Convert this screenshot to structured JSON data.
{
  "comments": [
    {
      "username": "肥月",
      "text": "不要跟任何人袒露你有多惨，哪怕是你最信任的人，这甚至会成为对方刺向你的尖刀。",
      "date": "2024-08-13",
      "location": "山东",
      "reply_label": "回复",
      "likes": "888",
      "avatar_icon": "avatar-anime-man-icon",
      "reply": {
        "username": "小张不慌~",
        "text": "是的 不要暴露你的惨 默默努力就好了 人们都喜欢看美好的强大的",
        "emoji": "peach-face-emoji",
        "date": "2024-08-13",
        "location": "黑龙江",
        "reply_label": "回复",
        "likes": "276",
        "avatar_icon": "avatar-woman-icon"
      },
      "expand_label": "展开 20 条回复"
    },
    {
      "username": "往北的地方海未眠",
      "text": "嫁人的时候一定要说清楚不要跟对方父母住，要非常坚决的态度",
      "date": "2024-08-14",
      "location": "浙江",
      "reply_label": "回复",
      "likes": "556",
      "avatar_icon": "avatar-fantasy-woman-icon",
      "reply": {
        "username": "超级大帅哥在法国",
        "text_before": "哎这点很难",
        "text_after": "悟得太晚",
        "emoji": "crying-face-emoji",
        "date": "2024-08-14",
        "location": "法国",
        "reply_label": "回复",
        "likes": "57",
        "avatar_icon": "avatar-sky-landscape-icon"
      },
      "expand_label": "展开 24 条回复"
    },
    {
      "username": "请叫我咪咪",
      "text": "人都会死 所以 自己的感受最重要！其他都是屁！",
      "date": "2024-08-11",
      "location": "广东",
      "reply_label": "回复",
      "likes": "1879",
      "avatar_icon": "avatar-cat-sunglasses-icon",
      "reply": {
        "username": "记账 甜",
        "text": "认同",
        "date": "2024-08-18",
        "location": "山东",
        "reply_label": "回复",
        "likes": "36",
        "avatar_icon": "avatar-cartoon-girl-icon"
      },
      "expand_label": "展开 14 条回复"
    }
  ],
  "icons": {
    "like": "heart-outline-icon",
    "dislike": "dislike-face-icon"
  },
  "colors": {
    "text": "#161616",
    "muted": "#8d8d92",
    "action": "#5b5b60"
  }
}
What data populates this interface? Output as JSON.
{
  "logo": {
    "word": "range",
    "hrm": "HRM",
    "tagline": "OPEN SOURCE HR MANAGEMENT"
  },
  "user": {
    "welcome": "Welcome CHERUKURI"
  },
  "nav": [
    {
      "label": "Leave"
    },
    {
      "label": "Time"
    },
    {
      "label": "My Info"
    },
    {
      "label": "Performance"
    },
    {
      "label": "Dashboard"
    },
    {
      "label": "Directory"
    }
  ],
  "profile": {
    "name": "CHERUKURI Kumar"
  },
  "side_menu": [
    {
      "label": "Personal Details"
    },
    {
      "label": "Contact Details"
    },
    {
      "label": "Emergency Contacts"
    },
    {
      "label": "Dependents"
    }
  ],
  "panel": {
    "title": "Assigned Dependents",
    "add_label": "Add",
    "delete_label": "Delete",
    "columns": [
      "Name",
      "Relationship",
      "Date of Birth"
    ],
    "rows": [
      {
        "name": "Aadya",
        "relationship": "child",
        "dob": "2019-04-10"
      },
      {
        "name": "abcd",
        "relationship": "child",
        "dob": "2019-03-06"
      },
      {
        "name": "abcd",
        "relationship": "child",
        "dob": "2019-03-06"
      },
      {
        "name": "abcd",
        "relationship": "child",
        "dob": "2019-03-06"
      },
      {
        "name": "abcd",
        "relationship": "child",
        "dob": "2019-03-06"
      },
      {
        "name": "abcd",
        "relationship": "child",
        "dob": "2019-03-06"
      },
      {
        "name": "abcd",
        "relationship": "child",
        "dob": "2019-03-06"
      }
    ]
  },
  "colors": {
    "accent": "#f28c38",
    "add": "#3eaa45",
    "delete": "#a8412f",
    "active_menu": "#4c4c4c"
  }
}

**The exercise**
Copy every line that contains the string "JSON".

**Task answer**
Convert this screenshot to structured JSON data.
What data populates this interface? Output as JSON.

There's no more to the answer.